- [Problem to solve]:
From the records below, copy every line that contains the word "Yeterlilik".

start Exercise data

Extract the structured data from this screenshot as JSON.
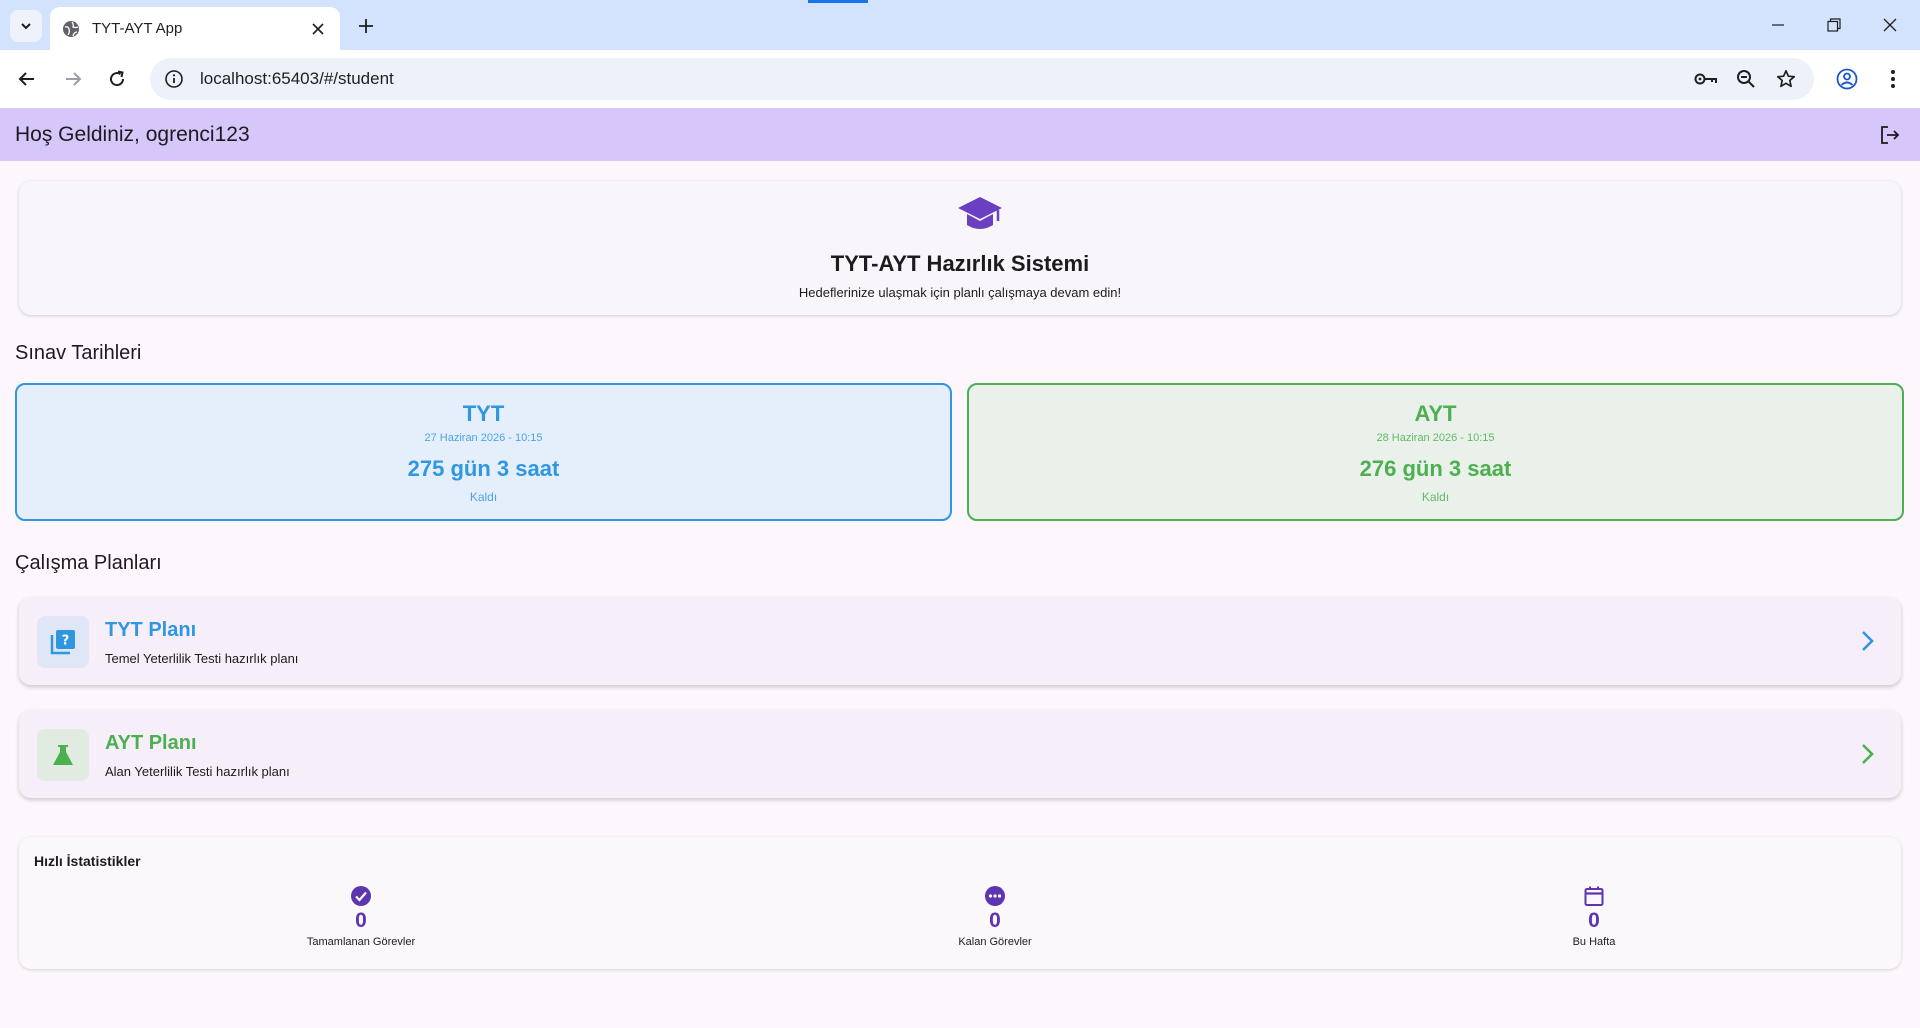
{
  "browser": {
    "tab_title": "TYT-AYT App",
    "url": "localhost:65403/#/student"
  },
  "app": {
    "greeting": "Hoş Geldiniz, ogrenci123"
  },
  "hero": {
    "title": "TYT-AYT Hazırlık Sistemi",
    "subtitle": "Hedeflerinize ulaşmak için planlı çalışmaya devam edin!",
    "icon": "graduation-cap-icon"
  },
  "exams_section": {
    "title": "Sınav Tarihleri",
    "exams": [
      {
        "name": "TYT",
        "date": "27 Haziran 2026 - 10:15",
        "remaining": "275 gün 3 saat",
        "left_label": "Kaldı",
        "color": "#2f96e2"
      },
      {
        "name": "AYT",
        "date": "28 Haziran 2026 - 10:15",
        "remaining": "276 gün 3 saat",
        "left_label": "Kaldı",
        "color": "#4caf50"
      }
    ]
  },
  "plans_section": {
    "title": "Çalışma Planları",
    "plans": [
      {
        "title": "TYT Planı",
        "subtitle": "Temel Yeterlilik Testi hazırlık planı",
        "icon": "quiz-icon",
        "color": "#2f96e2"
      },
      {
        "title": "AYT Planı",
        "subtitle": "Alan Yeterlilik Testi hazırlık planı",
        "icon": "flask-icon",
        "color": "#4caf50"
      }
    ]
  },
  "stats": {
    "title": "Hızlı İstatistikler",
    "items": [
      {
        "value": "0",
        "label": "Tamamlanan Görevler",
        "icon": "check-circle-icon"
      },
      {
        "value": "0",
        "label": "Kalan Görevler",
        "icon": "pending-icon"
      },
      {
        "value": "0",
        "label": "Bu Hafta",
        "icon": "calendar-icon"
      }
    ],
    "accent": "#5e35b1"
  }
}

end Exercise data
start Exercise data

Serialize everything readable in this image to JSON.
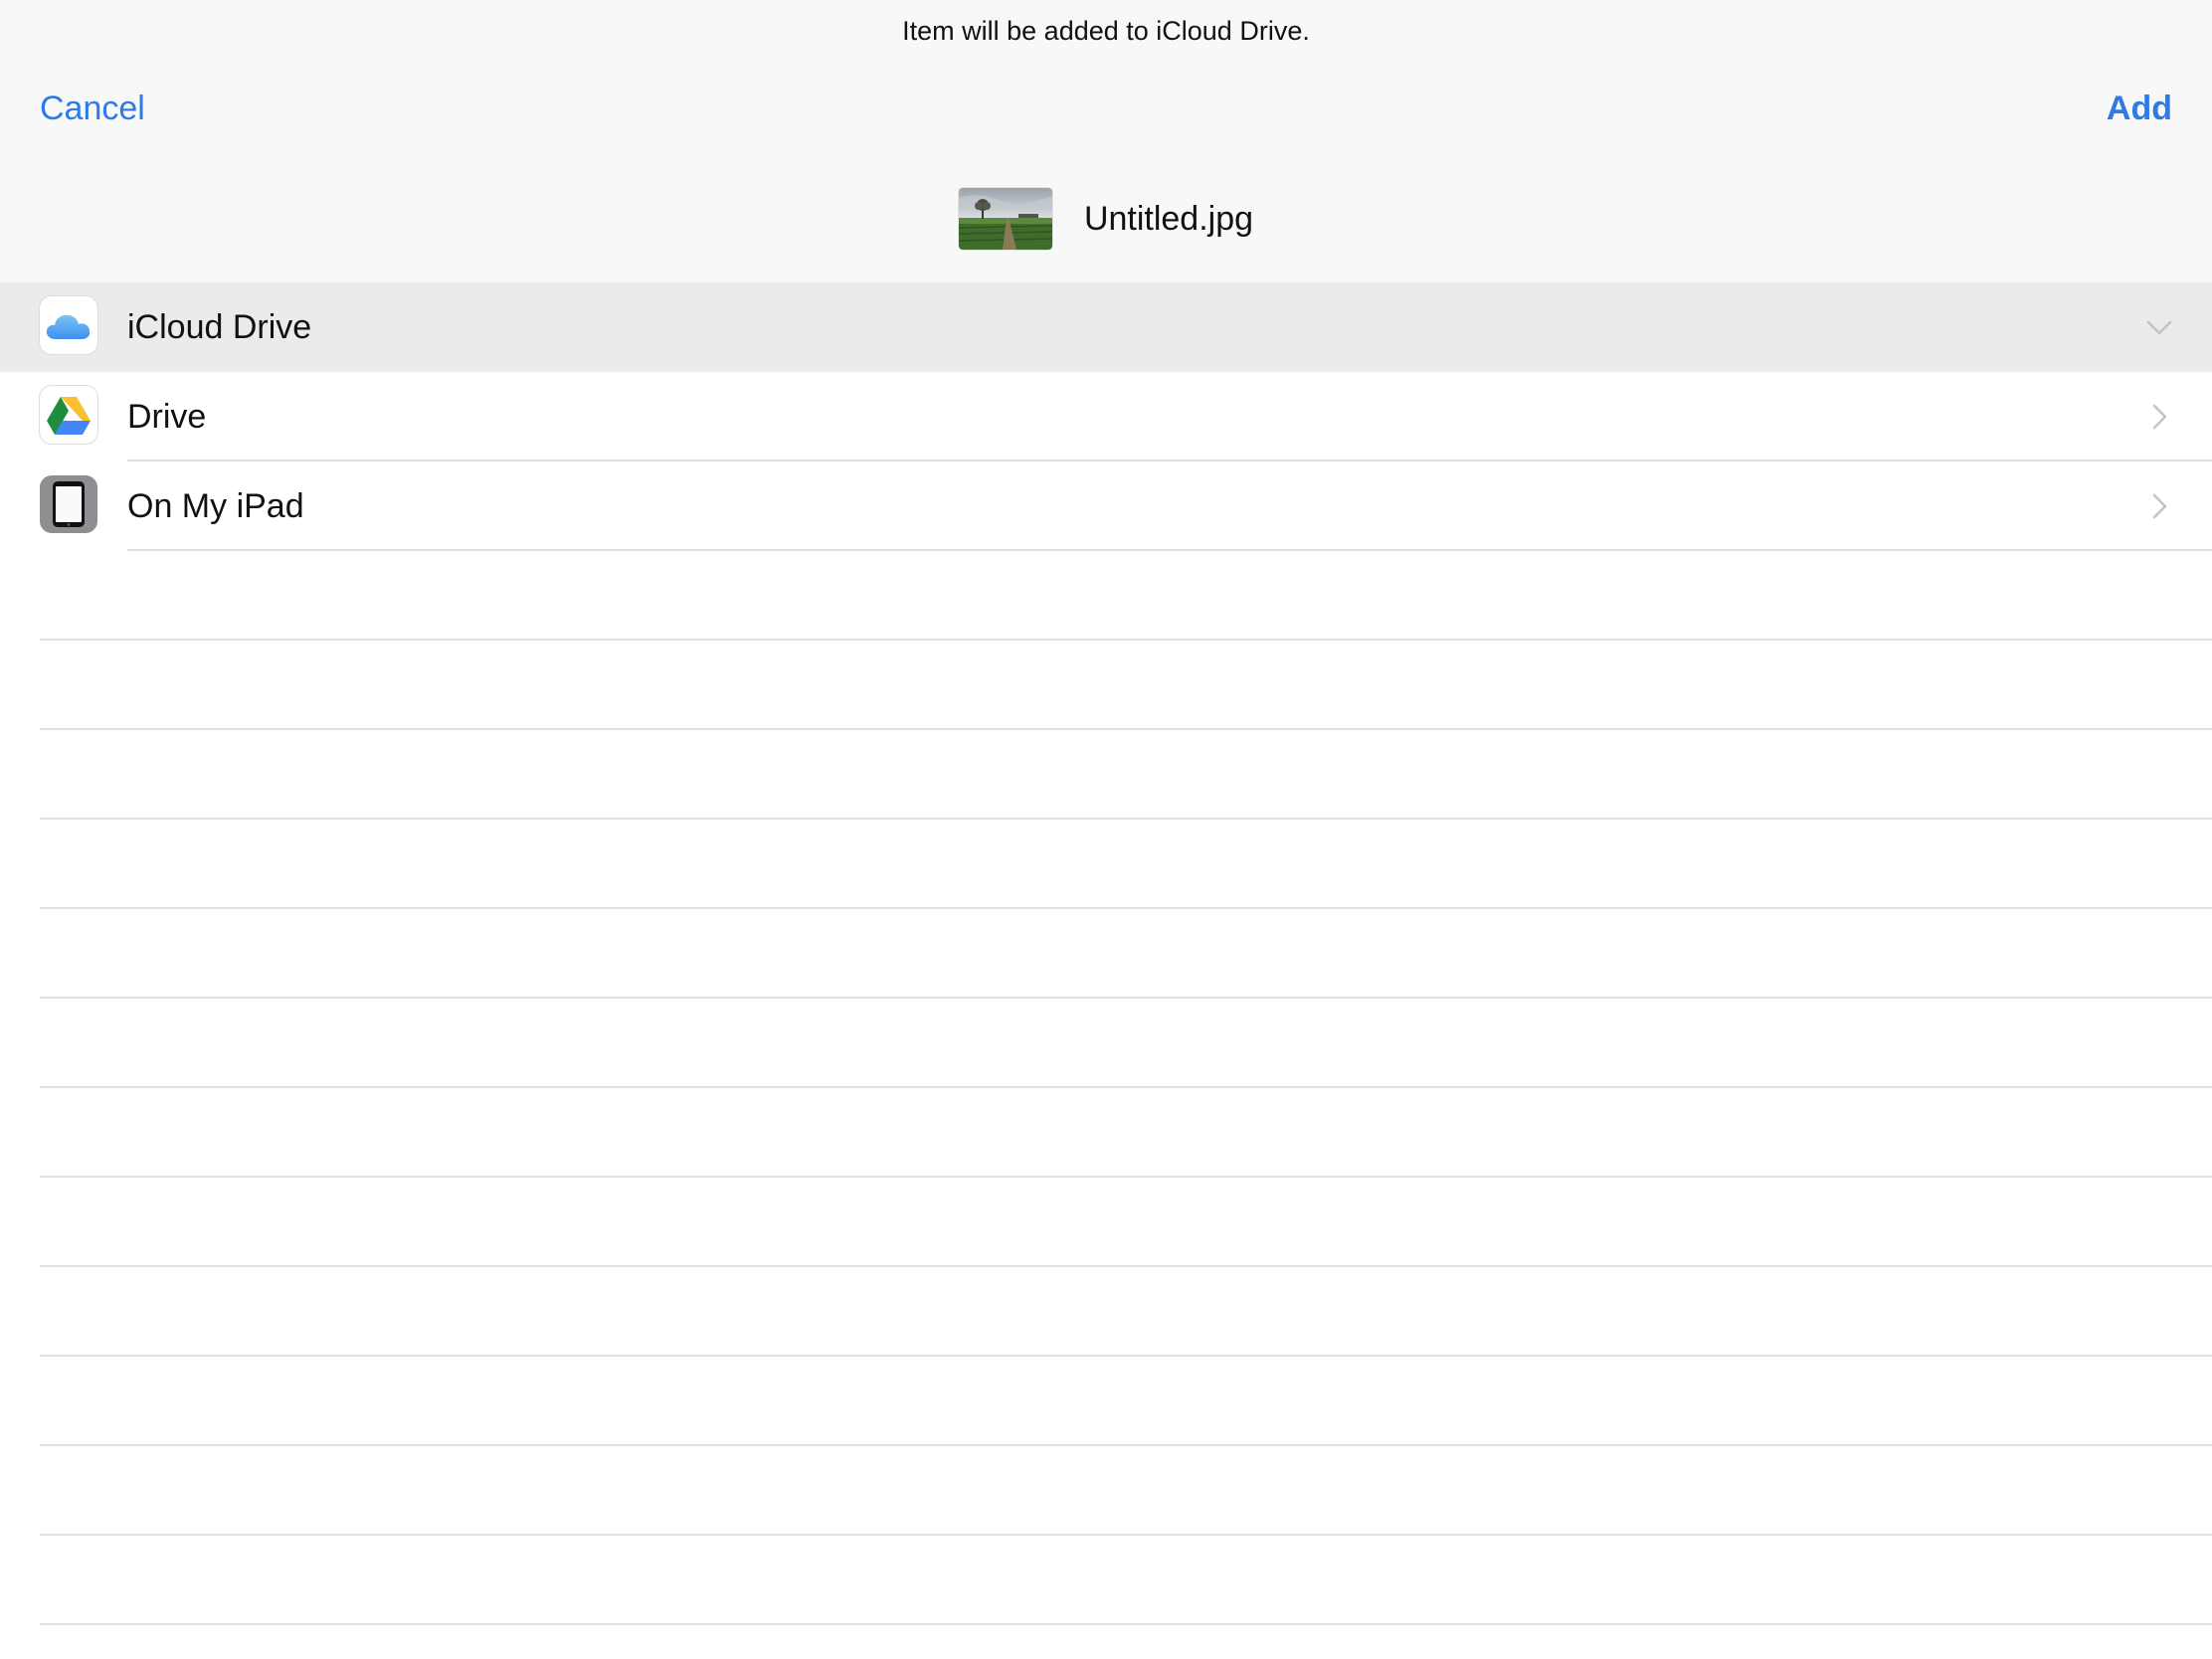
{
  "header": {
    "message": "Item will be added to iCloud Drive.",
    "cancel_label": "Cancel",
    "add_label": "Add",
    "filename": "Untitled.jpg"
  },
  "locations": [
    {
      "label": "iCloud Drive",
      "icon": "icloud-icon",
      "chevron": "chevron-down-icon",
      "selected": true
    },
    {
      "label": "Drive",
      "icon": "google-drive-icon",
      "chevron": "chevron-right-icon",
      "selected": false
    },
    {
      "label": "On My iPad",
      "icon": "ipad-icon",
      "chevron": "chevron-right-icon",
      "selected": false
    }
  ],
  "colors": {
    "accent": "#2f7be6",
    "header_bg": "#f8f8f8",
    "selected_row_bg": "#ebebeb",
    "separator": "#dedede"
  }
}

end Exercise data

- [Full output]:
        "subtitle": "Temel Yeterlilik Testi hazırlık planı",
        "subtitle": "Alan Yeterlilik Testi hazırlık planı",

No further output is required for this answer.